• [Task objective]
Return the whole listing, line for line, without the pictures in it.

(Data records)
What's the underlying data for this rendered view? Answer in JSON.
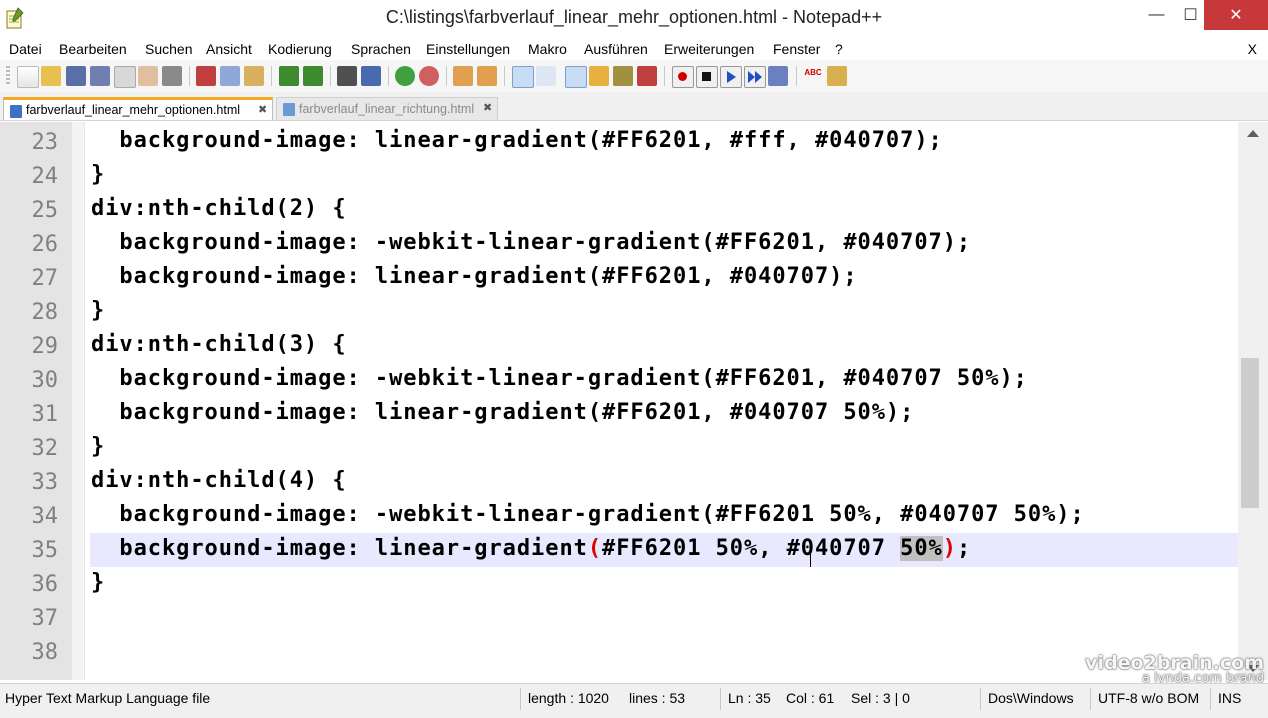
{
  "window": {
    "title": "C:\\listings\\farbverlauf_linear_mehr_optionen.html - Notepad++",
    "min_glyph": "—",
    "max_glyph": "☐",
    "close_glyph": "✕"
  },
  "menu": {
    "items": [
      "Datei",
      "Bearbeiten",
      "Suchen",
      "Ansicht",
      "Kodierung",
      "Sprachen",
      "Einstellungen",
      "Makro",
      "Ausführen",
      "Erweiterungen",
      "Fenster",
      "?"
    ],
    "close": "X"
  },
  "toolbar": {
    "icons": [
      "new-file-icon",
      "open-file-icon",
      "save-icon",
      "save-all-icon",
      "close-icon",
      "close-all-icon",
      "print-icon",
      "cut-icon",
      "copy-icon",
      "paste-icon",
      "undo-icon",
      "redo-icon",
      "find-icon",
      "replace-icon",
      "zoom-in-icon",
      "zoom-out-icon",
      "sync-vertical-icon",
      "sync-horizontal-icon",
      "word-wrap-icon",
      "show-all-chars-icon",
      "indent-guide-icon",
      "user-language-icon",
      "doc-map-icon",
      "function-list-icon",
      "record-macro-icon",
      "stop-macro-icon",
      "play-macro-icon",
      "run-macro-multiple-icon",
      "save-macro-icon",
      "spell-check-icon",
      "plugin-icon"
    ]
  },
  "tabs": [
    {
      "label": "farbverlauf_linear_mehr_optionen.html",
      "active": true,
      "close": "✖"
    },
    {
      "label": "farbverlauf_linear_richtung.html",
      "active": false,
      "close": "✖"
    }
  ],
  "editor": {
    "current_line": 35,
    "lines": [
      {
        "num": "23",
        "text": "  background-image: linear-gradient(#FF6201, #fff, #040707);"
      },
      {
        "num": "24",
        "text": "}"
      },
      {
        "num": "25",
        "text": "div:nth-child(2) {"
      },
      {
        "num": "26",
        "text": "  background-image: -webkit-linear-gradient(#FF6201, #040707);"
      },
      {
        "num": "27",
        "text": "  background-image: linear-gradient(#FF6201, #040707);"
      },
      {
        "num": "28",
        "text": "}"
      },
      {
        "num": "29",
        "text": "div:nth-child(3) {"
      },
      {
        "num": "30",
        "text": "  background-image: -webkit-linear-gradient(#FF6201, #040707 50%);"
      },
      {
        "num": "31",
        "text": "  background-image: linear-gradient(#FF6201, #040707 50%);"
      },
      {
        "num": "32",
        "text": "}"
      },
      {
        "num": "33",
        "text": "div:nth-child(4) {"
      },
      {
        "num": "34",
        "text": "  background-image: -webkit-linear-gradient(#FF6201 50%, #040707 50%);"
      },
      {
        "num": "35",
        "text": "  background-image: linear-gradient(#FF6201 50%, #040707 50%);",
        "parts": [
          "  background-image: linear-gradient",
          "(",
          "#FF6201 50%, #040707 ",
          "50%",
          ")",
          ";"
        ]
      },
      {
        "num": "36",
        "text": "}"
      },
      {
        "num": "37",
        "text": ""
      },
      {
        "num": "38",
        "text": ""
      }
    ]
  },
  "watermark": {
    "main": "video2brain.com",
    "sub": "a lynda.com brand"
  },
  "status": {
    "file_type": "Hyper Text Markup Language file",
    "length": "length : 1020",
    "lines": "lines : 53",
    "ln": "Ln : 35",
    "col": "Col : 61",
    "sel": "Sel : 3 | 0",
    "eol": "Dos\\Windows",
    "encoding": "UTF-8 w/o BOM",
    "mode": "INS"
  },
  "colors": {
    "current_line": "#e8e8ff",
    "brace_match": "#e00000",
    "selection": "#c0c0c0",
    "close_button": "#c7383a",
    "active_tab_accent": "#f5a623"
  }
}
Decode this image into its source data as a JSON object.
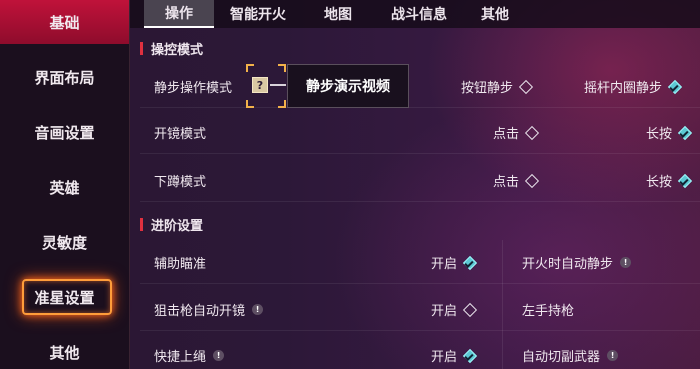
{
  "sidebar": {
    "items": [
      {
        "label": "基础",
        "state": "active"
      },
      {
        "label": "界面布局"
      },
      {
        "label": "音画设置"
      },
      {
        "label": "英雄"
      },
      {
        "label": "灵敏度"
      },
      {
        "label": "准星设置",
        "state": "highlighted"
      },
      {
        "label": "其他"
      }
    ]
  },
  "tabs": [
    {
      "label": "操作",
      "active": true
    },
    {
      "label": "智能开火"
    },
    {
      "label": "地图"
    },
    {
      "label": "战斗信息"
    },
    {
      "label": "其他"
    }
  ],
  "section_control": {
    "title": "操控模式",
    "rows": [
      {
        "label": "静步操作模式",
        "help_icon": "?",
        "tooltip": "静步演示视频",
        "options": [
          {
            "label": "按钮静步",
            "checked": false
          },
          {
            "label": "摇杆内圈静步",
            "checked": true
          }
        ]
      },
      {
        "label": "开镜模式",
        "options": [
          {
            "label": "点击",
            "checked": false
          },
          {
            "label": "长按",
            "checked": true
          }
        ]
      },
      {
        "label": "下蹲模式",
        "options": [
          {
            "label": "点击",
            "checked": false
          },
          {
            "label": "长按",
            "checked": true
          }
        ]
      }
    ]
  },
  "section_advanced": {
    "title": "进阶设置",
    "left": [
      {
        "label": "辅助瞄准",
        "warn": false,
        "value": "开启",
        "checked": true
      },
      {
        "label": "狙击枪自动开镜",
        "warn": true,
        "value": "开启",
        "checked": false
      },
      {
        "label": "快捷上绳",
        "warn": true,
        "value": "开启",
        "checked": true
      }
    ],
    "right": [
      {
        "label": "开火时自动静步",
        "warn": true
      },
      {
        "label": "左手持枪",
        "warn": false
      },
      {
        "label": "自动切副武器",
        "warn": true
      }
    ]
  },
  "icons": {
    "warn": "!",
    "help": "?"
  },
  "colors": {
    "accent_red": "#c0123a",
    "check_cyan": "#5cc8d4",
    "highlight_orange": "#ff9d3a"
  }
}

• [Result for this exercise]
What's the underlying data for this rendered view? Answer in JSON.
{
  "window": {
    "title": "C:\\listings\\farbverlauf_linear_mehr_optionen.html - Notepad++",
    "min_glyph": "—",
    "max_glyph": "☐",
    "close_glyph": "✕"
  },
  "menu": {
    "items": [
      "Datei",
      "Bearbeiten",
      "Suchen",
      "Ansicht",
      "Kodierung",
      "Sprachen",
      "Einstellungen",
      "Makro",
      "Ausführen",
      "Erweiterungen",
      "Fenster",
      "?"
    ],
    "close": "X"
  },
  "toolbar": {
    "icons": [
      "new-file-icon",
      "open-file-icon",
      "save-icon",
      "save-all-icon",
      "close-icon",
      "close-all-icon",
      "print-icon",
      "cut-icon",
      "copy-icon",
      "paste-icon",
      "undo-icon",
      "redo-icon",
      "find-icon",
      "replace-icon",
      "zoom-in-icon",
      "zoom-out-icon",
      "sync-vertical-icon",
      "sync-horizontal-icon",
      "word-wrap-icon",
      "show-all-chars-icon",
      "indent-guide-icon",
      "user-language-icon",
      "doc-map-icon",
      "function-list-icon",
      "record-macro-icon",
      "stop-macro-icon",
      "play-macro-icon",
      "run-macro-multiple-icon",
      "save-macro-icon",
      "spell-check-icon",
      "plugin-icon"
    ]
  },
  "tabs": [
    {
      "label": "farbverlauf_linear_mehr_optionen.html",
      "active": true,
      "close": "✖"
    },
    {
      "label": "farbverlauf_linear_richtung.html",
      "active": false,
      "close": "✖"
    }
  ],
  "editor": {
    "current_line": 35,
    "lines": [
      {
        "num": "23",
        "text": "  background-image: linear-gradient(#FF6201, #fff, #040707);"
      },
      {
        "num": "24",
        "text": "}"
      },
      {
        "num": "25",
        "text": "div:nth-child(2) {"
      },
      {
        "num": "26",
        "text": "  background-image: -webkit-linear-gradient(#FF6201, #040707);"
      },
      {
        "num": "27",
        "text": "  background-image: linear-gradient(#FF6201, #040707);"
      },
      {
        "num": "28",
        "text": "}"
      },
      {
        "num": "29",
        "text": "div:nth-child(3) {"
      },
      {
        "num": "30",
        "text": "  background-image: -webkit-linear-gradient(#FF6201, #040707 50%);"
      },
      {
        "num": "31",
        "text": "  background-image: linear-gradient(#FF6201, #040707 50%);"
      },
      {
        "num": "32",
        "text": "}"
      },
      {
        "num": "33",
        "text": "div:nth-child(4) {"
      },
      {
        "num": "34",
        "text": "  background-image: -webkit-linear-gradient(#FF6201 50%, #040707 50%);"
      },
      {
        "num": "35",
        "text": "  background-image: linear-gradient(#FF6201 50%, #040707 50%);",
        "parts": [
          "  background-image: linear-gradient",
          "(",
          "#FF6201 50%, #040707 ",
          "50%",
          ")",
          ";"
        ]
      },
      {
        "num": "36",
        "text": "}"
      },
      {
        "num": "37",
        "text": ""
      },
      {
        "num": "38",
        "text": ""
      }
    ]
  },
  "watermark": {
    "main": "video2brain.com",
    "sub": "a lynda.com brand"
  },
  "status": {
    "file_type": "Hyper Text Markup Language file",
    "length": "length : 1020",
    "lines": "lines : 53",
    "ln": "Ln : 35",
    "col": "Col : 61",
    "sel": "Sel : 3 | 0",
    "eol": "Dos\\Windows",
    "encoding": "UTF-8 w/o BOM",
    "mode": "INS"
  },
  "colors": {
    "current_line": "#e8e8ff",
    "brace_match": "#e00000",
    "selection": "#c0c0c0",
    "close_button": "#c7383a",
    "active_tab_accent": "#f5a623"
  }
}
Decode this image into its source data as a JSON object.
{
  "sidebar": {
    "items": [
      {
        "label": "基础",
        "state": "active"
      },
      {
        "label": "界面布局"
      },
      {
        "label": "音画设置"
      },
      {
        "label": "英雄"
      },
      {
        "label": "灵敏度"
      },
      {
        "label": "准星设置",
        "state": "highlighted"
      },
      {
        "label": "其他"
      }
    ]
  },
  "tabs": [
    {
      "label": "操作",
      "active": true
    },
    {
      "label": "智能开火"
    },
    {
      "label": "地图"
    },
    {
      "label": "战斗信息"
    },
    {
      "label": "其他"
    }
  ],
  "section_control": {
    "title": "操控模式",
    "rows": [
      {
        "label": "静步操作模式",
        "help_icon": "?",
        "tooltip": "静步演示视频",
        "options": [
          {
            "label": "按钮静步",
            "checked": false
          },
          {
            "label": "摇杆内圈静步",
            "checked": true
          }
        ]
      },
      {
        "label": "开镜模式",
        "options": [
          {
            "label": "点击",
            "checked": false
          },
          {
            "label": "长按",
            "checked": true
          }
        ]
      },
      {
        "label": "下蹲模式",
        "options": [
          {
            "label": "点击",
            "checked": false
          },
          {
            "label": "长按",
            "checked": true
          }
        ]
      }
    ]
  },
  "section_advanced": {
    "title": "进阶设置",
    "left": [
      {
        "label": "辅助瞄准",
        "warn": false,
        "value": "开启",
        "checked": true
      },
      {
        "label": "狙击枪自动开镜",
        "warn": true,
        "value": "开启",
        "checked": false
      },
      {
        "label": "快捷上绳",
        "warn": true,
        "value": "开启",
        "checked": true
      }
    ],
    "right": [
      {
        "label": "开火时自动静步",
        "warn": true
      },
      {
        "label": "左手持枪",
        "warn": false
      },
      {
        "label": "自动切副武器",
        "warn": true
      }
    ]
  },
  "icons": {
    "warn": "!",
    "help": "?"
  },
  "colors": {
    "accent_red": "#c0123a",
    "check_cyan": "#5cc8d4",
    "highlight_orange": "#ff9d3a"
  }
}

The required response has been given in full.